Start of Records shown

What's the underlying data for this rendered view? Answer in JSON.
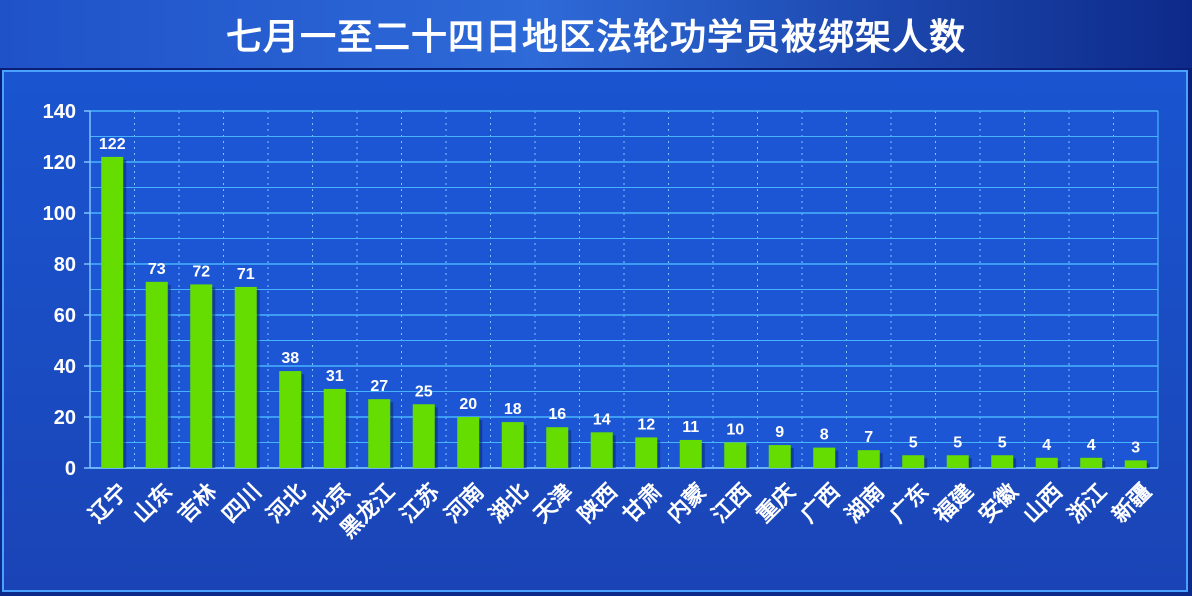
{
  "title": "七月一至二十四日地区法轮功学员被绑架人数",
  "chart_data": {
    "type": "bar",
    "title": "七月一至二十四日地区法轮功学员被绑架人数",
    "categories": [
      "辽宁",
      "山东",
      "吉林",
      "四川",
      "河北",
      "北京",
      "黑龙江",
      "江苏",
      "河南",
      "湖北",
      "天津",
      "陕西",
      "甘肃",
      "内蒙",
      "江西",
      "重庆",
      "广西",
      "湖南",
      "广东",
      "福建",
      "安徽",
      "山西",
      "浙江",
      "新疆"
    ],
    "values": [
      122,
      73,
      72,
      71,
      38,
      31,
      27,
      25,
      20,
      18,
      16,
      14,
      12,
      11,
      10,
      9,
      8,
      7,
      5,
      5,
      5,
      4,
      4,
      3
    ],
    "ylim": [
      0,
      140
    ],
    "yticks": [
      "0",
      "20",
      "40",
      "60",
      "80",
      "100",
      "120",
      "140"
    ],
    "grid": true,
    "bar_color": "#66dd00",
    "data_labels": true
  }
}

End of Records shown
Start of Records shown

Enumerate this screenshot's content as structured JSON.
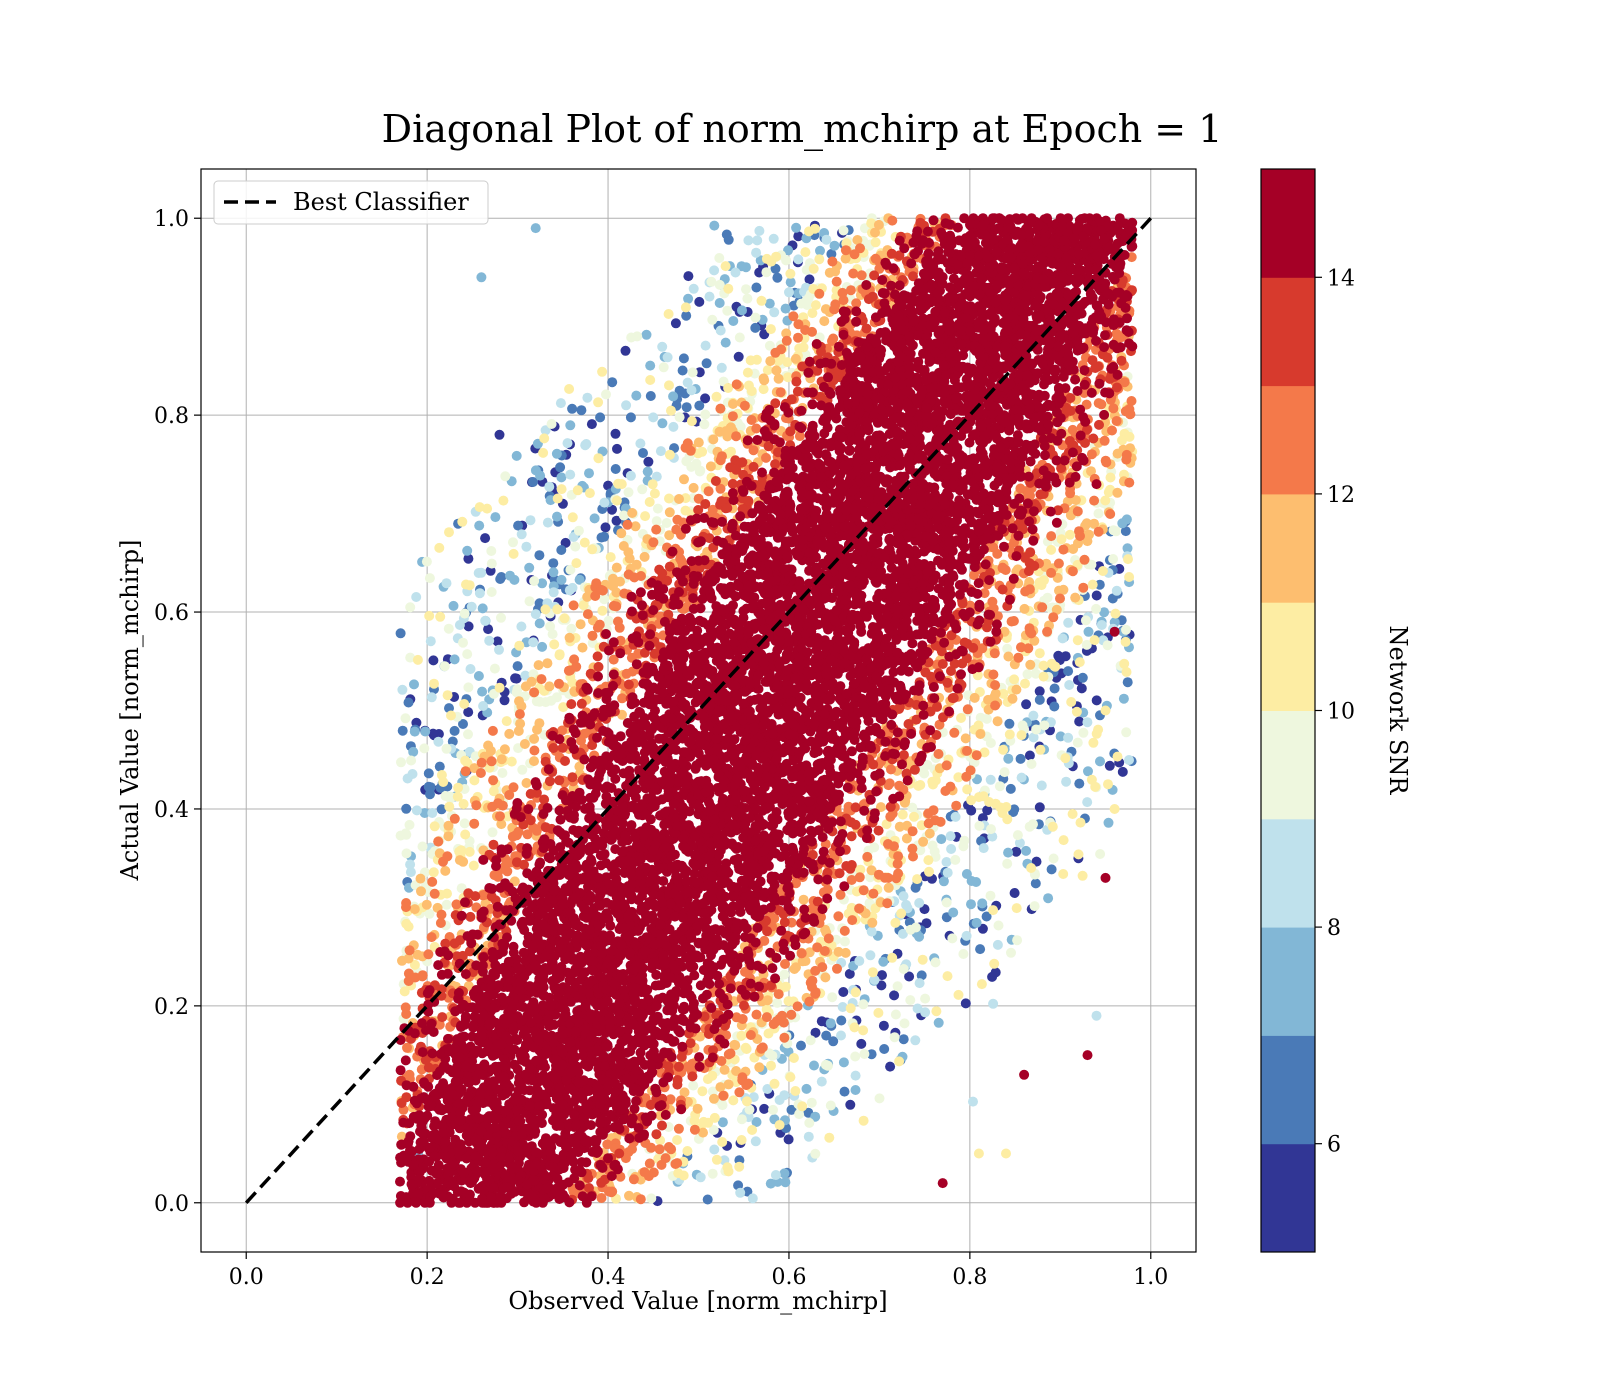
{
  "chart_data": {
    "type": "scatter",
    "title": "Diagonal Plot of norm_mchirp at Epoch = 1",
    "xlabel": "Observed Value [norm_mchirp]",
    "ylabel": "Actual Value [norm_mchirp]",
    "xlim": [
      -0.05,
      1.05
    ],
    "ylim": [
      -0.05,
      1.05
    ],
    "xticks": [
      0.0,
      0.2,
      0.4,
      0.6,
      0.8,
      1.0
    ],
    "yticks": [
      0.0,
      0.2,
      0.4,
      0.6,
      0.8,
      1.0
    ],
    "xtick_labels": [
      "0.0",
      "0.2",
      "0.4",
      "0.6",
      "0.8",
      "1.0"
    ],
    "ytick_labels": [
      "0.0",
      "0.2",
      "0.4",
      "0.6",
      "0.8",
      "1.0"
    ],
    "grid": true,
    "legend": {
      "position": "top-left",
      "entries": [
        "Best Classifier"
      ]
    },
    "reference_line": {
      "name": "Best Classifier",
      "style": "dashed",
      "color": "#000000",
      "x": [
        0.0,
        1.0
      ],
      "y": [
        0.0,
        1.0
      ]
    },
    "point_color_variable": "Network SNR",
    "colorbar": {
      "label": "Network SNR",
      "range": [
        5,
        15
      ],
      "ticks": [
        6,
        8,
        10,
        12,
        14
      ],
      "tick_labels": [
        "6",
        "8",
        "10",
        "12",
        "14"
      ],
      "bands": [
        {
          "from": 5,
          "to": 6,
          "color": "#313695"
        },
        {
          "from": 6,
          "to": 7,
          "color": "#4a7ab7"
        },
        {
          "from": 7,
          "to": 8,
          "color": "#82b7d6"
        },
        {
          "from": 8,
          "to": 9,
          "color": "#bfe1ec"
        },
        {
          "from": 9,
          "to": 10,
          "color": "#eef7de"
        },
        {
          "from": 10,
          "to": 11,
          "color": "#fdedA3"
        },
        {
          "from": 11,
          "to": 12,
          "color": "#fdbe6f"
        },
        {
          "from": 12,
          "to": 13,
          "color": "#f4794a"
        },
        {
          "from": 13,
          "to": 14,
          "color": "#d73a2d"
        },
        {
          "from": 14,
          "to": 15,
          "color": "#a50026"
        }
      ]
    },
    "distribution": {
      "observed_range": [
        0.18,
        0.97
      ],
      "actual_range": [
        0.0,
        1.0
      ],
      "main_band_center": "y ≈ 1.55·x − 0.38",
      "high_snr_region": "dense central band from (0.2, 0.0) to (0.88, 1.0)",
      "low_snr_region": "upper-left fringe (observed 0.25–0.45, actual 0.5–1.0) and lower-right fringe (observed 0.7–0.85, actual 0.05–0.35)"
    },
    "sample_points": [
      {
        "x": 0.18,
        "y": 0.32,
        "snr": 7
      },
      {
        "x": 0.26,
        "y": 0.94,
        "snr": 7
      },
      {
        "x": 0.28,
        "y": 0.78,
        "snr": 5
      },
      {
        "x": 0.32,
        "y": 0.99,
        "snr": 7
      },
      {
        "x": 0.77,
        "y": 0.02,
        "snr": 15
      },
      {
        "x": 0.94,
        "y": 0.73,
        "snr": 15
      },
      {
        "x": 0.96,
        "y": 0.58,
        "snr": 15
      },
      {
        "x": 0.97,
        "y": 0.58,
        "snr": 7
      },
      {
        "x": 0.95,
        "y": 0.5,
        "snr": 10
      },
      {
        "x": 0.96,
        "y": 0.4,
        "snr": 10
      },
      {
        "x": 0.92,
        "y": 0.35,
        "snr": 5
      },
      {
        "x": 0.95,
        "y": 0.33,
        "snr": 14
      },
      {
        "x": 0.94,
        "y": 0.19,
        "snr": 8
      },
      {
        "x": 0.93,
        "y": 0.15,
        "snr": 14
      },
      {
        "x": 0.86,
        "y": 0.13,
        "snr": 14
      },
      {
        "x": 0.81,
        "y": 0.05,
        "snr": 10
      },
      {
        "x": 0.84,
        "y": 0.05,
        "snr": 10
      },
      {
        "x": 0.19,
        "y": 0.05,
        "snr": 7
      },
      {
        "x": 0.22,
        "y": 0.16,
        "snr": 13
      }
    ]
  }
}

End of Records shown
Start of Records shown

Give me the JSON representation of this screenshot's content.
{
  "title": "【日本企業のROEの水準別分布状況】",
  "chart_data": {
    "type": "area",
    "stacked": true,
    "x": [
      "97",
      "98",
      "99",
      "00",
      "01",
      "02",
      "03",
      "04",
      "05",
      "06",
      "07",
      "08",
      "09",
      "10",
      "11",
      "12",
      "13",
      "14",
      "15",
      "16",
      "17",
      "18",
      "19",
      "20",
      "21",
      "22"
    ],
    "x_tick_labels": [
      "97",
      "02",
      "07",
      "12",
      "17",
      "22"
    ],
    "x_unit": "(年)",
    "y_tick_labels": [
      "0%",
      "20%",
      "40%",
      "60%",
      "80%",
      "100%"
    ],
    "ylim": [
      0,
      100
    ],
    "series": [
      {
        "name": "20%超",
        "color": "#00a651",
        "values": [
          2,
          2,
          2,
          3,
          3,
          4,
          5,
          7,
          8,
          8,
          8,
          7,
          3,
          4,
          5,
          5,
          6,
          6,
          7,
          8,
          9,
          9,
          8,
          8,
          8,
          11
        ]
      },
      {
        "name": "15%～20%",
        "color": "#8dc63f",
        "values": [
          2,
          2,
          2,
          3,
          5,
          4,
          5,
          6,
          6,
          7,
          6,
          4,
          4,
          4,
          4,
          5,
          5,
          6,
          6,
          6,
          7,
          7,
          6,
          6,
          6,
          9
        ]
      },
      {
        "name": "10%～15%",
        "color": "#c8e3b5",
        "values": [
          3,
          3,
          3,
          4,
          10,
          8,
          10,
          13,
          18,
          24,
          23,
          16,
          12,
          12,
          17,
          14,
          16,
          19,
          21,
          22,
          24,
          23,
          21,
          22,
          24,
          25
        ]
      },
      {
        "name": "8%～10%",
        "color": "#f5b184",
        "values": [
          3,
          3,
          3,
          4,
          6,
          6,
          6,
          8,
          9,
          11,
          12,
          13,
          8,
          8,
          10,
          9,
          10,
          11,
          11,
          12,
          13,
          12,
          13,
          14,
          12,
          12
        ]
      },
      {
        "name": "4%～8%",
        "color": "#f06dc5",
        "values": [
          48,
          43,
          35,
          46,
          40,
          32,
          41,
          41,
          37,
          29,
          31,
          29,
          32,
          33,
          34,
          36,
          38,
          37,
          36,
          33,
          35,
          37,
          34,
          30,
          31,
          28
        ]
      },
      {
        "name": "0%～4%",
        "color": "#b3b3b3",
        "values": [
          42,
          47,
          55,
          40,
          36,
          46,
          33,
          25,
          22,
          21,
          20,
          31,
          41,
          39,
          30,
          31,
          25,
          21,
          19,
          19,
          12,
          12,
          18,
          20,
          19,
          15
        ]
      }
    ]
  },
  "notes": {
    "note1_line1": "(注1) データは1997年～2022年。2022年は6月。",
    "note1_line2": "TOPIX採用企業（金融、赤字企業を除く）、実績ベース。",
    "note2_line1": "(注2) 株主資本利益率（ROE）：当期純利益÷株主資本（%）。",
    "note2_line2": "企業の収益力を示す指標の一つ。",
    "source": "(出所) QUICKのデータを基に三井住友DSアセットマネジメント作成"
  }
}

End of Records shown

■ **Exercise**
Report each line in the data that holds the word "screenshot".

■ **Task result**
Enumerate this screenshot's content as structured JSON.
Give me the JSON representation of this screenshot's content.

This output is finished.